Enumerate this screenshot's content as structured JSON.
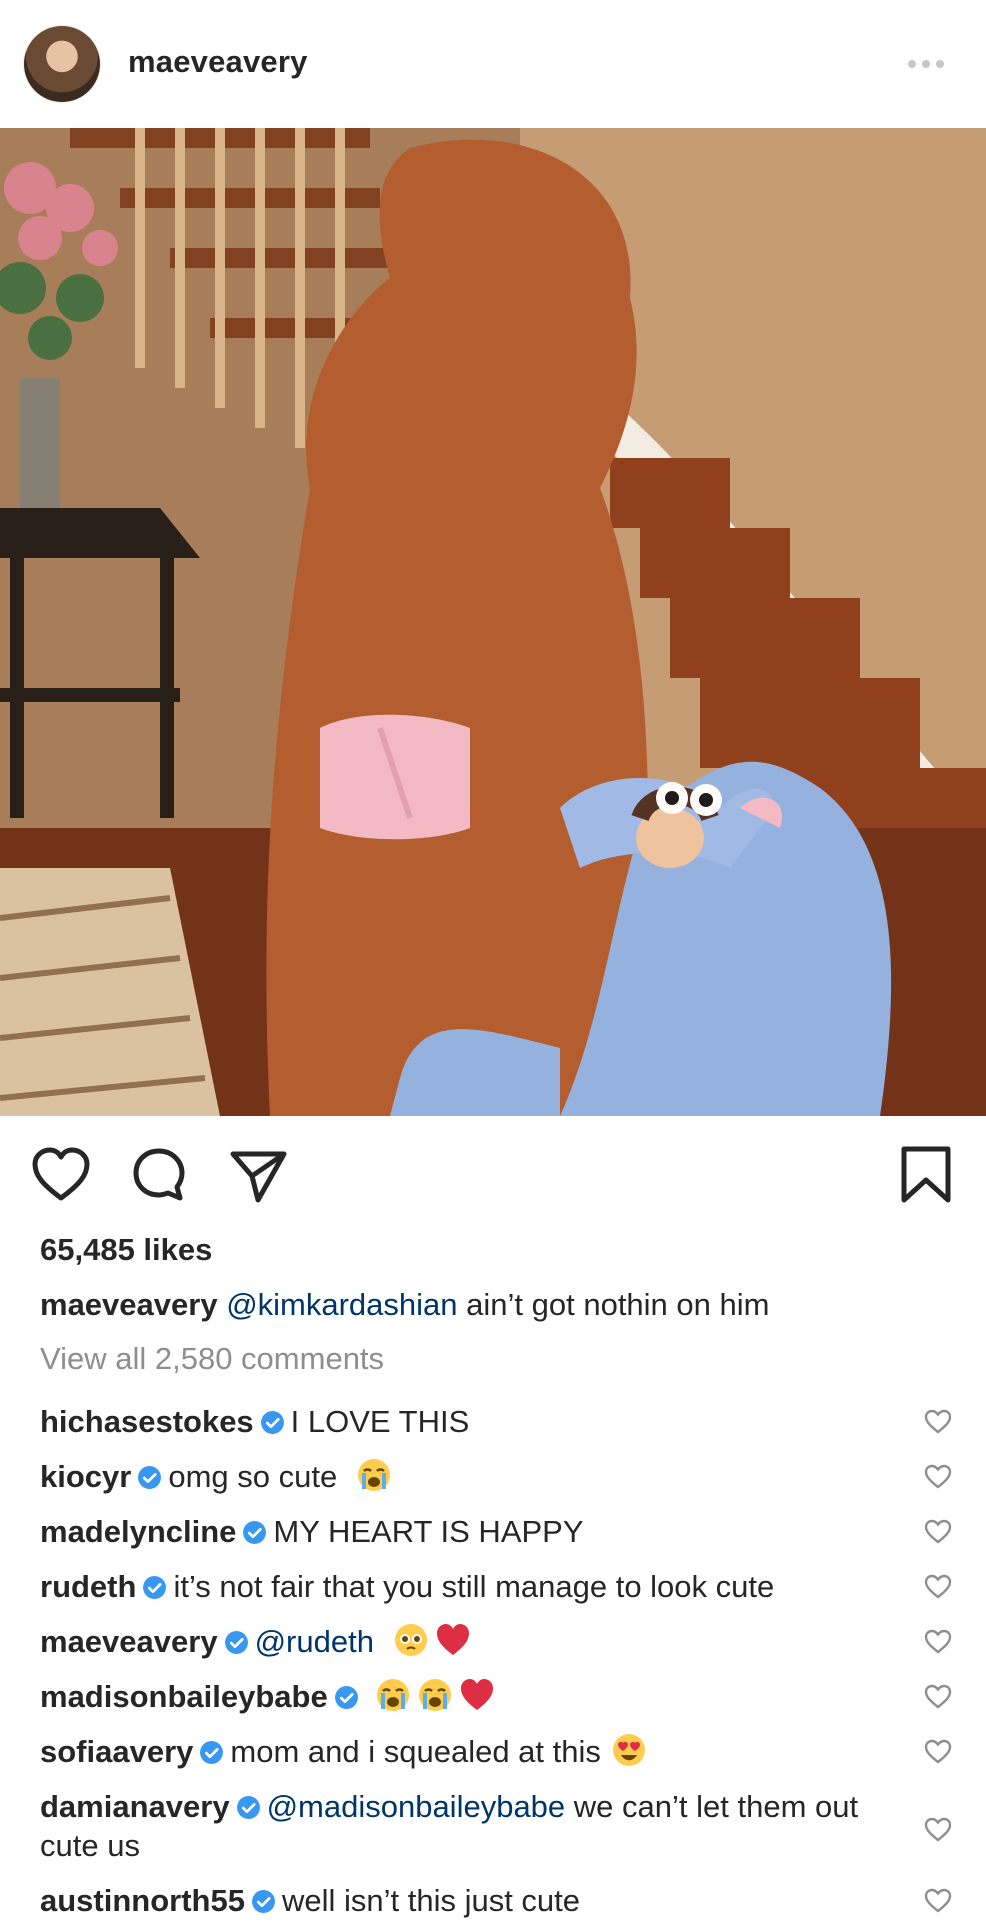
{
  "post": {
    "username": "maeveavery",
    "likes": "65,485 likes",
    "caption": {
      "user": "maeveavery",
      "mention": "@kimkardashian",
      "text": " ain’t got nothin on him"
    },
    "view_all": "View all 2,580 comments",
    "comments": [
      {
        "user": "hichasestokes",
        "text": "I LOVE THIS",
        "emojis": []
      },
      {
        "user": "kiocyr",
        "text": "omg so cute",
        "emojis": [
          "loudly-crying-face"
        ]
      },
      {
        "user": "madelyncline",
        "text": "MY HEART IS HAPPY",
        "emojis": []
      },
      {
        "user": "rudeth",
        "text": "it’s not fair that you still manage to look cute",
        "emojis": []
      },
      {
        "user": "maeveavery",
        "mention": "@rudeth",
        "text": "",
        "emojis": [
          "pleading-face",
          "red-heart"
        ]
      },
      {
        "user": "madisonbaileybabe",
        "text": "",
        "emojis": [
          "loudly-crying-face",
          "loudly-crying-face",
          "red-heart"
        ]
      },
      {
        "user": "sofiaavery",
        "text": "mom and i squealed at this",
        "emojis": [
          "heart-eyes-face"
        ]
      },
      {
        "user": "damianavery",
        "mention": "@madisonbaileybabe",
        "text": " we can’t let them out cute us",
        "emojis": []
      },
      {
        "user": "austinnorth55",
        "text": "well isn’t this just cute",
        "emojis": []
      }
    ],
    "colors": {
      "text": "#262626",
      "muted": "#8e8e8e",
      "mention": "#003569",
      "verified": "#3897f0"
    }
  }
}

--- --- ---

**WRITTEN REQUEST**
Reproduce all entries exactly. Pictures do not belong in the copy.

**EXERCISE RESPONSE**
Enumerate this screenshot's content as structured JSON.
{
  "post": {
    "username": "maeveavery",
    "likes": "65,485 likes",
    "caption": {
      "user": "maeveavery",
      "mention": "@kimkardashian",
      "text": " ain’t got nothin on him"
    },
    "view_all": "View all 2,580 comments",
    "comments": [
      {
        "user": "hichasestokes",
        "text": "I LOVE THIS",
        "emojis": []
      },
      {
        "user": "kiocyr",
        "text": "omg so cute",
        "emojis": [
          "loudly-crying-face"
        ]
      },
      {
        "user": "madelyncline",
        "text": "MY HEART IS HAPPY",
        "emojis": []
      },
      {
        "user": "rudeth",
        "text": "it’s not fair that you still manage to look cute",
        "emojis": []
      },
      {
        "user": "maeveavery",
        "mention": "@rudeth",
        "text": "",
        "emojis": [
          "pleading-face",
          "red-heart"
        ]
      },
      {
        "user": "madisonbaileybabe",
        "text": "",
        "emojis": [
          "loudly-crying-face",
          "loudly-crying-face",
          "red-heart"
        ]
      },
      {
        "user": "sofiaavery",
        "text": "mom and i squealed at this",
        "emojis": [
          "heart-eyes-face"
        ]
      },
      {
        "user": "damianavery",
        "mention": "@madisonbaileybabe",
        "text": " we can’t let them out cute us",
        "emojis": []
      },
      {
        "user": "austinnorth55",
        "text": "well isn’t this just cute",
        "emojis": []
      }
    ],
    "colors": {
      "text": "#262626",
      "muted": "#8e8e8e",
      "mention": "#003569",
      "verified": "#3897f0"
    }
  }
}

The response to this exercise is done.